EXERCISE>
Skip all pictures, then print the remaining material exactly.

WORKING DATA>
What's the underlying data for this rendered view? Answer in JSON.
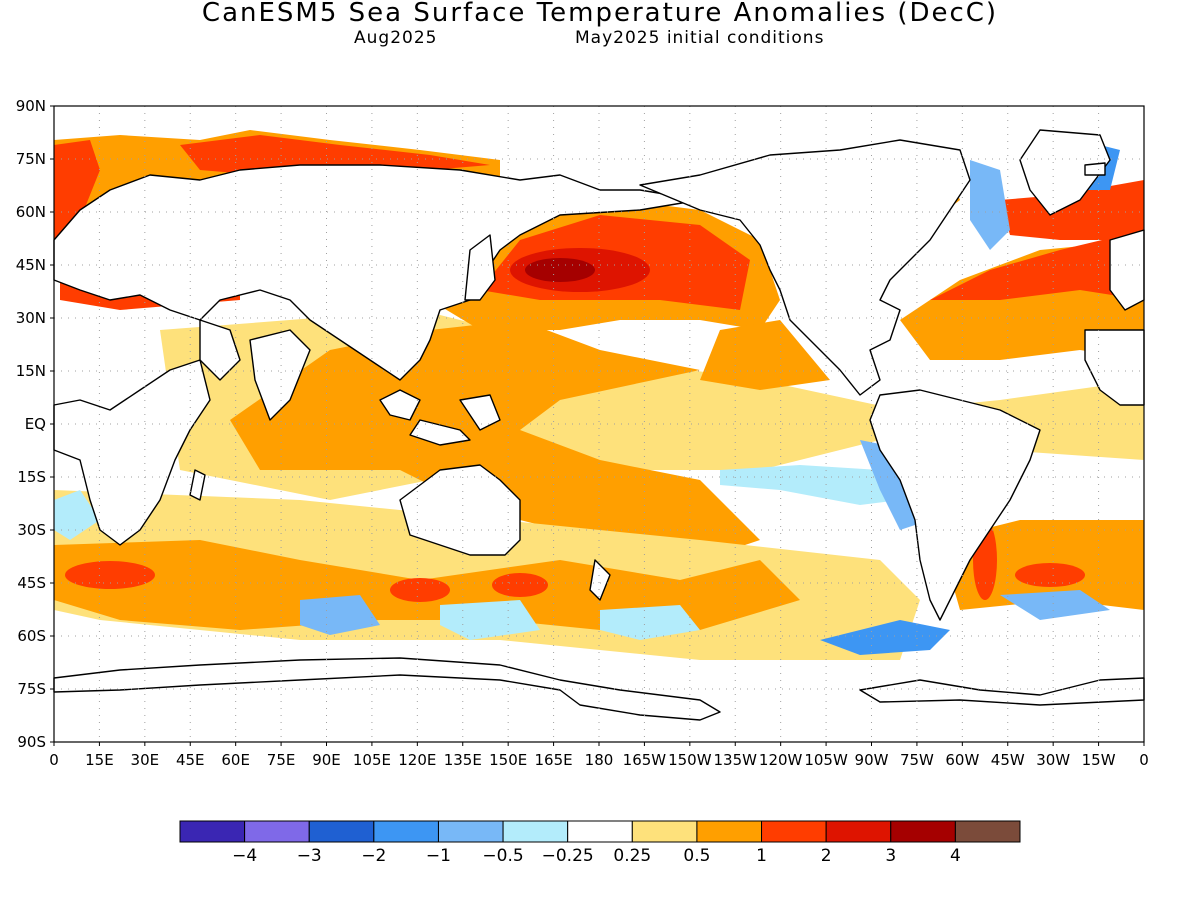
{
  "title": "CanESM5 Sea Surface Temperature Anomalies (DecC)",
  "valid_month": "Aug2025",
  "initial_conditions": "May2025 initial conditions",
  "lat_labels": [
    "90N",
    "75N",
    "60N",
    "45N",
    "30N",
    "15N",
    "EQ",
    "15S",
    "30S",
    "45S",
    "60S",
    "75S",
    "90S"
  ],
  "lon_labels": [
    "0",
    "15E",
    "30E",
    "45E",
    "60E",
    "75E",
    "90E",
    "105E",
    "120E",
    "135E",
    "150E",
    "165E",
    "180",
    "165W",
    "150W",
    "135W",
    "120W",
    "105W",
    "90W",
    "75W",
    "60W",
    "45W",
    "30W",
    "15W",
    "0"
  ],
  "colorbar": {
    "colors": [
      "#3a26b3",
      "#7f69e8",
      "#1f60d2",
      "#3d96f3",
      "#78b8f7",
      "#b3ecfb",
      "#ffffff",
      "#fee17b",
      "#ff9f00",
      "#ff3d00",
      "#de1400",
      "#a50000",
      "#7b4b3a"
    ],
    "labels": [
      "−4",
      "−3",
      "−2",
      "−1",
      "−0.5",
      "−0.25",
      "0.25",
      "0.5",
      "1",
      "2",
      "3",
      "4"
    ]
  },
  "colors": {
    "land_outline": "#000000",
    "grid": "#a0a0a0",
    "ocean_neutral": "#ffffff"
  }
}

ANSWER>
What's the underlying data for this rendered view? Answer in JSON.
{
  "title": "CanESM5 Sea Surface Temperature Anomalies (DecC)",
  "valid_month": "Aug2025",
  "initial_conditions": "May2025 initial conditions",
  "lat_labels": [
    "90N",
    "75N",
    "60N",
    "45N",
    "30N",
    "15N",
    "EQ",
    "15S",
    "30S",
    "45S",
    "60S",
    "75S",
    "90S"
  ],
  "lon_labels": [
    "0",
    "15E",
    "30E",
    "45E",
    "60E",
    "75E",
    "90E",
    "105E",
    "120E",
    "135E",
    "150E",
    "165E",
    "180",
    "165W",
    "150W",
    "135W",
    "120W",
    "105W",
    "90W",
    "75W",
    "60W",
    "45W",
    "30W",
    "15W",
    "0"
  ],
  "colorbar": {
    "colors": [
      "#3a26b3",
      "#7f69e8",
      "#1f60d2",
      "#3d96f3",
      "#78b8f7",
      "#b3ecfb",
      "#ffffff",
      "#fee17b",
      "#ff9f00",
      "#ff3d00",
      "#de1400",
      "#a50000",
      "#7b4b3a"
    ],
    "labels": [
      "−4",
      "−3",
      "−2",
      "−1",
      "−0.5",
      "−0.25",
      "0.25",
      "0.5",
      "1",
      "2",
      "3",
      "4"
    ]
  },
  "colors": {
    "land_outline": "#000000",
    "grid": "#a0a0a0",
    "ocean_neutral": "#ffffff"
  }
}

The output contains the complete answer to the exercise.